EXTRACT PROVIDED —
★ ★ ★ ★ ★ ★ ★
On the underground floor, Ricardo Carioba amplifies the perception of the relationship between sound and image based on visual information derived from both eyes and stereo hearing. Sound and images create a stereo linking both eyes and ears to unfold the foundations of spatiality and perception. Revealing sound and light frequencies, space, image and narrative.

The video has been displaced through an intriguing circular structure unfolded in two parts, in order to dialogue with the independence of both eyes in vision. The sound looks for sine waves in harmonic structure, as well as more sculptural environments and noises and rhythmic action elements. Finally, the video analyzes sound in real time and creates a state of latent synchronization between frequencies.

The title of the exhibition refers to Spatial Normalization’s technique, performed in research- based functional neuroimaging, and aiming to find common brain activation across multiple human subjects. Medical image registration often additionally involves Non Linear registra- tion to cope with deformation of the subject (due to breathing, anatomical changes, and so forth). If in neuro-medical imaging, the comparison among similar perception areas is widely used, the choice of specific similarities measurements is also a parameter comparable to the practice of Ricardo Carioba.

In his work the arriving person could become a co-constructor who gives the work an identity. This approach would have as many meanings as there are people who interact with it. Because he looks for a language that could live within a determined, artificialized space connecting the known and the unknown person.

In Non Linear Spatial Normalizations, the light refractions as in Sem título (2014), can be manipulated in terms of speed and owing to the eccentric position of the hole in the centre of each; as a result, the intrinsically self-contained individual acoustic units form an infinitely variable mix. The artistic effort entails providing the material; what then happens with this material, what sounds are produced using it, is not foreseeable, but each time the unique product of chance. Carioba developed a radical, minimalistic notation system for this work: a visual grammar in which language is presented as an arrangement of non linear spectro-graphies.

The artist has conceived a conceptual counterpoint especially for FuturDome buildings: the main space will display audiovisual projects, orchestrated as a symphonic whole, testing the limits of perception by visualizing the invisible data streams which permeate our world.
★ ★ ★ ★ ★ ★ ★
RAW DATA —
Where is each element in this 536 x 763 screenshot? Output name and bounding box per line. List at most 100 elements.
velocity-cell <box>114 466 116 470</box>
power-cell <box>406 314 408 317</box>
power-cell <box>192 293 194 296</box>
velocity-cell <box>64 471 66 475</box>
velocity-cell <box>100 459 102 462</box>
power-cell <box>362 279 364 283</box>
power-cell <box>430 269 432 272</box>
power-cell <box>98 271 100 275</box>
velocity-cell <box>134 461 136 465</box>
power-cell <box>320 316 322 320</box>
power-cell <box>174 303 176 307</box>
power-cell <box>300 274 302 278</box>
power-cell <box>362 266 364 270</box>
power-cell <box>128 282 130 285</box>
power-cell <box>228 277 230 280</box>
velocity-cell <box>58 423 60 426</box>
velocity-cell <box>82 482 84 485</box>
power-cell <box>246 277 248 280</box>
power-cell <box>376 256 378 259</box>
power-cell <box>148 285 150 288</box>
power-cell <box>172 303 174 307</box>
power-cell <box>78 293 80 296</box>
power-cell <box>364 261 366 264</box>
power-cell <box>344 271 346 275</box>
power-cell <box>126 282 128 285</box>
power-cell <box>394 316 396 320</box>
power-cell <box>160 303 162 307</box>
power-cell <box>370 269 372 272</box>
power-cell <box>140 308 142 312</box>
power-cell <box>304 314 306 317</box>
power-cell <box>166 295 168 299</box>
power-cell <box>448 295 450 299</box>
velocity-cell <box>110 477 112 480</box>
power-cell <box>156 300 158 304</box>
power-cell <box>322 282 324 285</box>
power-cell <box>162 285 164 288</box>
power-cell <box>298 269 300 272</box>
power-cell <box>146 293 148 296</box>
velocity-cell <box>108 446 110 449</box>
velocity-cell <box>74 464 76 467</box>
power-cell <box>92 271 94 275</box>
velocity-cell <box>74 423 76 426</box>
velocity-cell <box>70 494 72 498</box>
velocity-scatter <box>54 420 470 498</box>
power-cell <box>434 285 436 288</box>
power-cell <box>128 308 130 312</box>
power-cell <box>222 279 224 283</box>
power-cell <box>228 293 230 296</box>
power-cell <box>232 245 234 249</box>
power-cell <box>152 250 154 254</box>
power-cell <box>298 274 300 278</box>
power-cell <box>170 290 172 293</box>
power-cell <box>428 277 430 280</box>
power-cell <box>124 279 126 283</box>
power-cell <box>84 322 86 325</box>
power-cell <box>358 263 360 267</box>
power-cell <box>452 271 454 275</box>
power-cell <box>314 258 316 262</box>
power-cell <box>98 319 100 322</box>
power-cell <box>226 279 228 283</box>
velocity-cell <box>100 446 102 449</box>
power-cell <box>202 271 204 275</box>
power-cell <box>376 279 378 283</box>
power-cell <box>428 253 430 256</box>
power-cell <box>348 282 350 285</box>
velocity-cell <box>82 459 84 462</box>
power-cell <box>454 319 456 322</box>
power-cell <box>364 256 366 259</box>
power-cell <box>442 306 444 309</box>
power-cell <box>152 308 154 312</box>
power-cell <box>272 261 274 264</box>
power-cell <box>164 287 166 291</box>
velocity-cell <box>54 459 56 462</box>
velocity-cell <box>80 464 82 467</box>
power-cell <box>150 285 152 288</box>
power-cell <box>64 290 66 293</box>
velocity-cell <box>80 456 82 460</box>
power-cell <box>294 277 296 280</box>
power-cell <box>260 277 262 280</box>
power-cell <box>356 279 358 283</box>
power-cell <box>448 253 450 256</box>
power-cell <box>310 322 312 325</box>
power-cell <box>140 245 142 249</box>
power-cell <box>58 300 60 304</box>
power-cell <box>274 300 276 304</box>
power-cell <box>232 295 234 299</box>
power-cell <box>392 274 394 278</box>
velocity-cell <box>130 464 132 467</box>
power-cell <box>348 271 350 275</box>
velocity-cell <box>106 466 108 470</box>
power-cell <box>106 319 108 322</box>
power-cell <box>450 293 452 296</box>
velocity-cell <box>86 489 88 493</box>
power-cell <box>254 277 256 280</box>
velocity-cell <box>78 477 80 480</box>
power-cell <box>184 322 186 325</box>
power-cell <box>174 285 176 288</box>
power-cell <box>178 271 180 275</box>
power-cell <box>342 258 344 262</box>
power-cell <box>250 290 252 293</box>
★ ★ ★ ★ ★ ★ ★
PROBLEM REQUIREMENTS — Transcribe the text about Ricardo Carioba's exhibition from "The title of" to "of Ricardo Carioba.".

SOLUTION —
The title of the exhibition refers to Spatial Normalization’s technique, performed in research- based functional neuroimaging, and aiming to find common brain activation across multiple human subjects. Medical image registration often additionally involves Non Linear registra- tion to cope with deformation of the subject (due to breathing, anatomical changes, and so forth). If in neuro-medical imaging, the comparison among similar perception areas is widely used, the choice of specific similarities measurements is also a parameter comparable to the practice of Ricardo Carioba.